#### [TASK GOAL]
What follows is a listing; give it again exactly, in its entirety.

#### [EXERCISE MATERIAL]
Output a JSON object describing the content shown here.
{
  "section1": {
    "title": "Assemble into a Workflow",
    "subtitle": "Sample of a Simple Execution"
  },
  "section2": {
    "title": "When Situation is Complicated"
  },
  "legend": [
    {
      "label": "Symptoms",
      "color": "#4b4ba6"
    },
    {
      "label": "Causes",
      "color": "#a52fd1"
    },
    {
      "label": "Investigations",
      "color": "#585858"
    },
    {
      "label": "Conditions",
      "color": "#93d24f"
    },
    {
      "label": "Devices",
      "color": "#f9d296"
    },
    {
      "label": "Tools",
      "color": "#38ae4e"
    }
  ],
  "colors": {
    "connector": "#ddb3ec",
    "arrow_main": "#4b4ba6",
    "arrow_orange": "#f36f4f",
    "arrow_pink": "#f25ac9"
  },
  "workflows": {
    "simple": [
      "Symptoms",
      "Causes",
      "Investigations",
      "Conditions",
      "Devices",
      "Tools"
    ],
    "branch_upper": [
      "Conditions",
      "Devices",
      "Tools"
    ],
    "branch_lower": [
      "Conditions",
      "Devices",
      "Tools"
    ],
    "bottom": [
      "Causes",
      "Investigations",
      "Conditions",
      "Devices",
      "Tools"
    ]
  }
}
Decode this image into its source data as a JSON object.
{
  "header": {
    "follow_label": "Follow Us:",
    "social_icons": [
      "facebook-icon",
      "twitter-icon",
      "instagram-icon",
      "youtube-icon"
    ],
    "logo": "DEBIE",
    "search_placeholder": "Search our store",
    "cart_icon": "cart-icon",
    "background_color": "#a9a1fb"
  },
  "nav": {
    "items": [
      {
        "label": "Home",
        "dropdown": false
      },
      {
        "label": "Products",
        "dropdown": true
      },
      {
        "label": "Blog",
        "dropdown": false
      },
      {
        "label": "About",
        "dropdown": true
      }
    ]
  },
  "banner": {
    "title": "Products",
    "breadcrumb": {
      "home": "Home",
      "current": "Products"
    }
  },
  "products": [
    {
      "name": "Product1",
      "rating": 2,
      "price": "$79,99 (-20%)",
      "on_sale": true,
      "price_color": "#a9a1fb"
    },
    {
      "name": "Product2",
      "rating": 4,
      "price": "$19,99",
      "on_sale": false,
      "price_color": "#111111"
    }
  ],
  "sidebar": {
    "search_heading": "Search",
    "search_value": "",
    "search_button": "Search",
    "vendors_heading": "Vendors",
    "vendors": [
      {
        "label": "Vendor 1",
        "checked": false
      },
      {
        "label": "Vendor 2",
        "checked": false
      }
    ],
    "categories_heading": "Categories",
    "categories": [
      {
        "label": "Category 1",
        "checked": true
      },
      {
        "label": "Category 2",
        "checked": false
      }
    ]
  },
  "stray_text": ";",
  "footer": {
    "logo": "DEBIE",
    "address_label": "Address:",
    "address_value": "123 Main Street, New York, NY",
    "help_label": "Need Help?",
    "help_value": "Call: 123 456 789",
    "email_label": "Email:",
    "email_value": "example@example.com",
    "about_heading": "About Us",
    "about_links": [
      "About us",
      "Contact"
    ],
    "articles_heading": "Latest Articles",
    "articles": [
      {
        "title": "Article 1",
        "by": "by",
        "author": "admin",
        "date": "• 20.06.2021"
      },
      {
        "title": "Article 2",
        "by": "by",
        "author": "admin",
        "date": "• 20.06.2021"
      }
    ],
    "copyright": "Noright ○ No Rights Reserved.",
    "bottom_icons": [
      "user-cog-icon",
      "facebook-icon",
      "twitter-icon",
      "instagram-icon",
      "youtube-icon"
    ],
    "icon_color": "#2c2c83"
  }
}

#### [EXPECTED OUTPUT]
Output a JSON object describing the content shown here.
{
  "section1": {
    "title": "Assemble into a Workflow",
    "subtitle": "Sample of a Simple Execution"
  },
  "section2": {
    "title": "When Situation is Complicated"
  },
  "legend": [
    {
      "label": "Symptoms",
      "color": "#4b4ba6"
    },
    {
      "label": "Causes",
      "color": "#a52fd1"
    },
    {
      "label": "Investigations",
      "color": "#585858"
    },
    {
      "label": "Conditions",
      "color": "#93d24f"
    },
    {
      "label": "Devices",
      "color": "#f9d296"
    },
    {
      "label": "Tools",
      "color": "#38ae4e"
    }
  ],
  "colors": {
    "connector": "#ddb3ec",
    "arrow_main": "#4b4ba6",
    "arrow_orange": "#f36f4f",
    "arrow_pink": "#f25ac9"
  },
  "workflows": {
    "simple": [
      "Symptoms",
      "Causes",
      "Investigations",
      "Conditions",
      "Devices",
      "Tools"
    ],
    "branch_upper": [
      "Conditions",
      "Devices",
      "Tools"
    ],
    "branch_lower": [
      "Conditions",
      "Devices",
      "Tools"
    ],
    "bottom": [
      "Causes",
      "Investigations",
      "Conditions",
      "Devices",
      "Tools"
    ]
  }
}
Decode this image into its source data as a JSON object.
{
  "header": {
    "follow_label": "Follow Us:",
    "social_icons": [
      "facebook-icon",
      "twitter-icon",
      "instagram-icon",
      "youtube-icon"
    ],
    "logo": "DEBIE",
    "search_placeholder": "Search our store",
    "cart_icon": "cart-icon",
    "background_color": "#a9a1fb"
  },
  "nav": {
    "items": [
      {
        "label": "Home",
        "dropdown": false
      },
      {
        "label": "Products",
        "dropdown": true
      },
      {
        "label": "Blog",
        "dropdown": false
      },
      {
        "label": "About",
        "dropdown": true
      }
    ]
  },
  "banner": {
    "title": "Products",
    "breadcrumb": {
      "home": "Home",
      "current": "Products"
    }
  },
  "products": [
    {
      "name": "Product1",
      "rating": 2,
      "price": "$79,99 (-20%)",
      "on_sale": true,
      "price_color": "#a9a1fb"
    },
    {
      "name": "Product2",
      "rating": 4,
      "price": "$19,99",
      "on_sale": false,
      "price_color": "#111111"
    }
  ],
  "sidebar": {
    "search_heading": "Search",
    "search_value": "",
    "search_button": "Search",
    "vendors_heading": "Vendors",
    "vendors": [
      {
        "label": "Vendor 1",
        "checked": false
      },
      {
        "label": "Vendor 2",
        "checked": false
      }
    ],
    "categories_heading": "Categories",
    "categories": [
      {
        "label": "Category 1",
        "checked": true
      },
      {
        "label": "Category 2",
        "checked": false
      }
    ]
  },
  "stray_text": ";",
  "footer": {
    "logo": "DEBIE",
    "address_label": "Address:",
    "address_value": "123 Main Street, New York, NY",
    "help_label": "Need Help?",
    "help_value": "Call: 123 456 789",
    "email_label": "Email:",
    "email_value": "example@example.com",
    "about_heading": "About Us",
    "about_links": [
      "About us",
      "Contact"
    ],
    "articles_heading": "Latest Articles",
    "articles": [
      {
        "title": "Article 1",
        "by": "by",
        "author": "admin",
        "date": "• 20.06.2021"
      },
      {
        "title": "Article 2",
        "by": "by",
        "author": "admin",
        "date": "• 20.06.2021"
      }
    ],
    "copyright": "Noright ○ No Rights Reserved.",
    "bottom_icons": [
      "user-cog-icon",
      "facebook-icon",
      "twitter-icon",
      "instagram-icon",
      "youtube-icon"
    ],
    "icon_color": "#2c2c83"
  }
}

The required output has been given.